- _OBJECTIVE_:
Collect all lines below with the string "judicem".

- _GIVEN DATA_:

• • •

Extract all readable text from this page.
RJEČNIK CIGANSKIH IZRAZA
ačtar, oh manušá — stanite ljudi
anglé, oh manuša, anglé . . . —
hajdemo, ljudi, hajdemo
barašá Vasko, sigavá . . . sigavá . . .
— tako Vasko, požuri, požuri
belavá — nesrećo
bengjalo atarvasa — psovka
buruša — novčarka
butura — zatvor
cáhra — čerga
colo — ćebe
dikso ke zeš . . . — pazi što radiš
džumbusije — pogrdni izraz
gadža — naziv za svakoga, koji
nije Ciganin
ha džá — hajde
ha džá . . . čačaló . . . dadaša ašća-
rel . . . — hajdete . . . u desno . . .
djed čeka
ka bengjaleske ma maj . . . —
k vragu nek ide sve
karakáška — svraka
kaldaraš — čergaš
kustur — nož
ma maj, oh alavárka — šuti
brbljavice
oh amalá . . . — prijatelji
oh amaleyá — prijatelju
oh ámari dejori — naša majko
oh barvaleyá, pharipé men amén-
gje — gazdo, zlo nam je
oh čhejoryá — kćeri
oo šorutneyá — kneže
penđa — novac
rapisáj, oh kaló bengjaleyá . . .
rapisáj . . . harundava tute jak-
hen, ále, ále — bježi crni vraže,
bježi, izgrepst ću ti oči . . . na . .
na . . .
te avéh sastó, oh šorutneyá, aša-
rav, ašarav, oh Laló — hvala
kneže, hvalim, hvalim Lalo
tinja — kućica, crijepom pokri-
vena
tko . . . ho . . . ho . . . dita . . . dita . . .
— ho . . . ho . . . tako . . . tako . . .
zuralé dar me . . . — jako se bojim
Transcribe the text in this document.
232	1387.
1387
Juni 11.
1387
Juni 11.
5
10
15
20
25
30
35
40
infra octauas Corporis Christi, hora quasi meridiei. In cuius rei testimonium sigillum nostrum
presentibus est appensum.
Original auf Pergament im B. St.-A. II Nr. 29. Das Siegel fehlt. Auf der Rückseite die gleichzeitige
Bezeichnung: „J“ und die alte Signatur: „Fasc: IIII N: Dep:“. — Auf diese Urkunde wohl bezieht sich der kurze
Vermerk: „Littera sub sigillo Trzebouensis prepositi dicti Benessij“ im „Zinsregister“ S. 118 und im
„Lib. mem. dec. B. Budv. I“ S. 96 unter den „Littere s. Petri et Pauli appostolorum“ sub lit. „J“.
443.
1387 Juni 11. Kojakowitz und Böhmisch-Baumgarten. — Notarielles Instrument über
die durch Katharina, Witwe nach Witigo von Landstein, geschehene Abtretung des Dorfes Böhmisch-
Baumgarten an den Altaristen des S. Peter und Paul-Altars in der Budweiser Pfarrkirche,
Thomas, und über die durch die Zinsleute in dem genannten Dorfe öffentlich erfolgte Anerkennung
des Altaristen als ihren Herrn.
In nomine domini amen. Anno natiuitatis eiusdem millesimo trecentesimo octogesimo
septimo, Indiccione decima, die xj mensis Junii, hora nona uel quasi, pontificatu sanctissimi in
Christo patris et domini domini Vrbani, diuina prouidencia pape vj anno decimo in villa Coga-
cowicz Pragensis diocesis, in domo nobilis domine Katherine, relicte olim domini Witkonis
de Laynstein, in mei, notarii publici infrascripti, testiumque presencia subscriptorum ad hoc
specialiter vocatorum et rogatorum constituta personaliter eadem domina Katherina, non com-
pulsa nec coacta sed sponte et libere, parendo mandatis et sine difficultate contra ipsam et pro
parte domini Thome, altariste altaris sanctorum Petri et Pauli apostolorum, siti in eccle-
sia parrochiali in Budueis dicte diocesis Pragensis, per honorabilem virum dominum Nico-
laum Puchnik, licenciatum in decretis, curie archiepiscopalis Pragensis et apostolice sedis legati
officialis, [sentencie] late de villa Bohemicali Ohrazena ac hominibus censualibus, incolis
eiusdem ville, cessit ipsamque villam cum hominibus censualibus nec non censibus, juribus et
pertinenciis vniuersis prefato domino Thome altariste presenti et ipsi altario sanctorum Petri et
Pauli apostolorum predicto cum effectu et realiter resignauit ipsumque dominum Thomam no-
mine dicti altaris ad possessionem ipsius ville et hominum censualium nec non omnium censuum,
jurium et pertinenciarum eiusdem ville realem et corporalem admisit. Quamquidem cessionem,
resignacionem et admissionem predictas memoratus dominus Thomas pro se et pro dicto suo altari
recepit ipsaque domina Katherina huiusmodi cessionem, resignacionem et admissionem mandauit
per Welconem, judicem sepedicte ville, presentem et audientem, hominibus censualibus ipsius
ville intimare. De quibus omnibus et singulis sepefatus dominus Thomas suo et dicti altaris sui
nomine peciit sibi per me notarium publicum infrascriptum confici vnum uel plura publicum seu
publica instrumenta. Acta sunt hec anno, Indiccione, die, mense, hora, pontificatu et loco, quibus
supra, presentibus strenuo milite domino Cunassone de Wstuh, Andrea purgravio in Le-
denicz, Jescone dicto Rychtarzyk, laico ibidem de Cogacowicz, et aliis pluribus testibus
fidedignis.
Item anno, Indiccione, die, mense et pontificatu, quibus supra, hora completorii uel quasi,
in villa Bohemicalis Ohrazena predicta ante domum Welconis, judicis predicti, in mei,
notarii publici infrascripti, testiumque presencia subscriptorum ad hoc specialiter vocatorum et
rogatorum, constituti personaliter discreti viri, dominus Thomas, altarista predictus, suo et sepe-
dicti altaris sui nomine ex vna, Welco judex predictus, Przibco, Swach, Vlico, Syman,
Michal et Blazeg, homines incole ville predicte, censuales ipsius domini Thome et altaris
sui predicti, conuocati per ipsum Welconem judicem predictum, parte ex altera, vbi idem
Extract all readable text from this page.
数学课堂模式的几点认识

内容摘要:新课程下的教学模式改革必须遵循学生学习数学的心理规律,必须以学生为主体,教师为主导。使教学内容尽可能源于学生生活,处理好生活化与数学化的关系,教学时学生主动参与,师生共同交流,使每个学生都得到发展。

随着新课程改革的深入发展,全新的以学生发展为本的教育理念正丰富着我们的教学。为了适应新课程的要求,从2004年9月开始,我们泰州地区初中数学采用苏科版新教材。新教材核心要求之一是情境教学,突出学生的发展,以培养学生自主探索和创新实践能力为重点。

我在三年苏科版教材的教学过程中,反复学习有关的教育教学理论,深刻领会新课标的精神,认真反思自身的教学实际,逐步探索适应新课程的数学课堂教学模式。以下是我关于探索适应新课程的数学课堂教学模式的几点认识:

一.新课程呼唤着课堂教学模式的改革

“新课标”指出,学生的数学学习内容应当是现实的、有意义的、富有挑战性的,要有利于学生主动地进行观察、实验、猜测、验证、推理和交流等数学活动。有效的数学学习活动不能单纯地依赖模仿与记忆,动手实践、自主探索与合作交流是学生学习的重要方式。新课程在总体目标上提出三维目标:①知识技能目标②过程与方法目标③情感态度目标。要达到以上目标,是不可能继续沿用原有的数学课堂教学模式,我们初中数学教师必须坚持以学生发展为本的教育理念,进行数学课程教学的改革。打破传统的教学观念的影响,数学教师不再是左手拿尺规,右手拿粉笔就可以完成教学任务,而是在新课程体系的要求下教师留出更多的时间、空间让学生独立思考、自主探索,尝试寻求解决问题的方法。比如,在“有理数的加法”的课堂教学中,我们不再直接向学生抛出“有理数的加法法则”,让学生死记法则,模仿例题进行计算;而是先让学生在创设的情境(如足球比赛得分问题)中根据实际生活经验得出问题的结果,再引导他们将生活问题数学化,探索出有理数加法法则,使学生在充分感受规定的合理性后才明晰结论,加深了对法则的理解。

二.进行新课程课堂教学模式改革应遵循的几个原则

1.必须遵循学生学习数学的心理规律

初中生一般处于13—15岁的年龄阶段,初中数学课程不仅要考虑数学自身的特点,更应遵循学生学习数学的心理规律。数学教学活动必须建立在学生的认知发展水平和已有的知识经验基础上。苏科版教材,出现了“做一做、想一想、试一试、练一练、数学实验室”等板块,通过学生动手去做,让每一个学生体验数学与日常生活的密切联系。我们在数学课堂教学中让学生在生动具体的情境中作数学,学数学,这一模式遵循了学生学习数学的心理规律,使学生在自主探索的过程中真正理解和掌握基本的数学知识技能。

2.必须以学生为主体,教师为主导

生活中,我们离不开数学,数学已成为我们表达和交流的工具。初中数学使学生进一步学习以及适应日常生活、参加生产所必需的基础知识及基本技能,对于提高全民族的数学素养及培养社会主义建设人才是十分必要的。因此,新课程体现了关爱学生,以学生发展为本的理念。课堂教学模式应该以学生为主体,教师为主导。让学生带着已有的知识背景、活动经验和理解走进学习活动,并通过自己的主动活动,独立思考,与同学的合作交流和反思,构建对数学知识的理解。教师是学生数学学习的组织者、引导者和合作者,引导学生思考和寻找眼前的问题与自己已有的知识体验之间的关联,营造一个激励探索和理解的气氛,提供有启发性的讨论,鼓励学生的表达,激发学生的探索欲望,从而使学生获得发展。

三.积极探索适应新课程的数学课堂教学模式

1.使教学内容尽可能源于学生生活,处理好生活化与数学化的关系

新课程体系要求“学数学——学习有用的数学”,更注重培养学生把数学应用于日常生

• • •

- _TASK ANSWER_:
per Welconem, judicem sepedicte ville, presentem et audientem, hominibus censualibus ipsius
sui predicti, conuocati per ipsum Welconem judicem predictum, parte ex altera, vbi idem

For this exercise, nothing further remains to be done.